### Provided records
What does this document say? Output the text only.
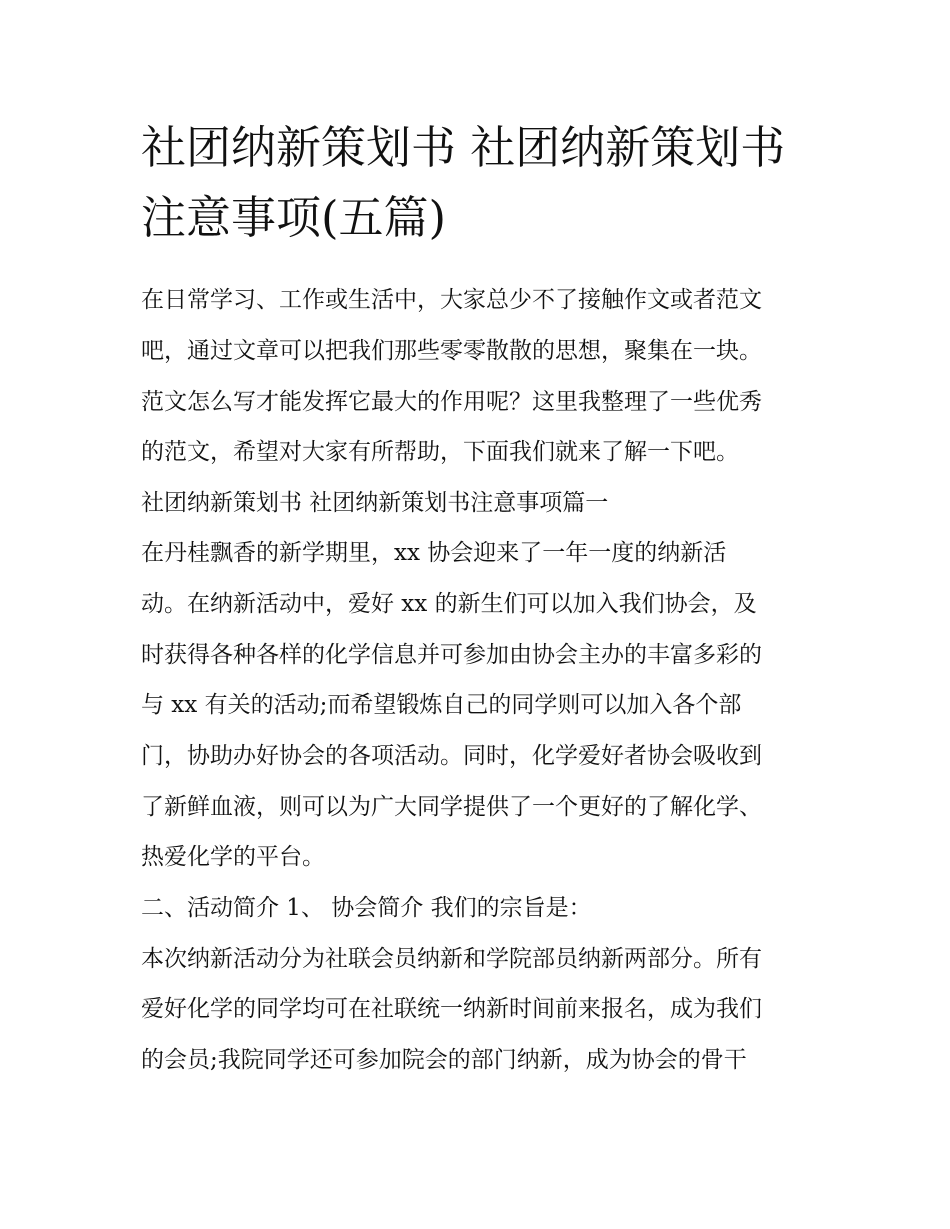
社团纳新策划书 社团纳新策划书注意事项(五篇)
在日常学习、工作或生活中，大家总少不了接触作文或者范文
吧，通过文章可以把我们那些零零散散的思想，聚集在一块。
范文怎么写才能发挥它最大的作用呢？这里我整理了一些优秀
的范文，希望对大家有所帮助，下面我们就来了解一下吧。
社团纳新策划书 社团纳新策划书注意事项篇一
在丹桂飘香的新学期里，xx 协会迎来了一年一度的纳新活
动。在纳新活动中，爱好 xx 的新生们可以加入我们协会，及
时获得各种各样的化学信息并可参加由协会主办的丰富多彩的
与 xx 有关的活动;而希望锻炼自己的同学则可以加入各个部
门，协助办好协会的各项活动。同时，化学爱好者协会吸收到
了新鲜血液，则可以为广大同学提供了一个更好的了解化学、
热爱化学的平台。
二、活动简介 1、 协会简介 我们的宗旨是：
本次纳新活动分为社联会员纳新和学院部员纳新两部分。所有
爱好化学的同学均可在社联统一纳新时间前来报名，成为我们
的会员;我院同学还可参加院会的部门纳新，成为协会的骨干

### What to work on
Quote the records above in full, dropping each picture.

### Result
What does this document say? Output the text only.
社团纳新策划书 社团纳新策划书注意事项(五篇)
在日常学习、工作或生活中，大家总少不了接触作文或者范文
吧，通过文章可以把我们那些零零散散的思想，聚集在一块。
范文怎么写才能发挥它最大的作用呢？这里我整理了一些优秀
的范文，希望对大家有所帮助，下面我们就来了解一下吧。
社团纳新策划书 社团纳新策划书注意事项篇一
在丹桂飘香的新学期里，xx 协会迎来了一年一度的纳新活
动。在纳新活动中，爱好 xx 的新生们可以加入我们协会，及
时获得各种各样的化学信息并可参加由协会主办的丰富多彩的
与 xx 有关的活动;而希望锻炼自己的同学则可以加入各个部
门，协助办好协会的各项活动。同时，化学爱好者协会吸收到
了新鲜血液，则可以为广大同学提供了一个更好的了解化学、
热爱化学的平台。
二、活动简介 1、 协会简介 我们的宗旨是：
本次纳新活动分为社联会员纳新和学院部员纳新两部分。所有
爱好化学的同学均可在社联统一纳新时间前来报名，成为我们
的会员;我院同学还可参加院会的部门纳新，成为协会的骨干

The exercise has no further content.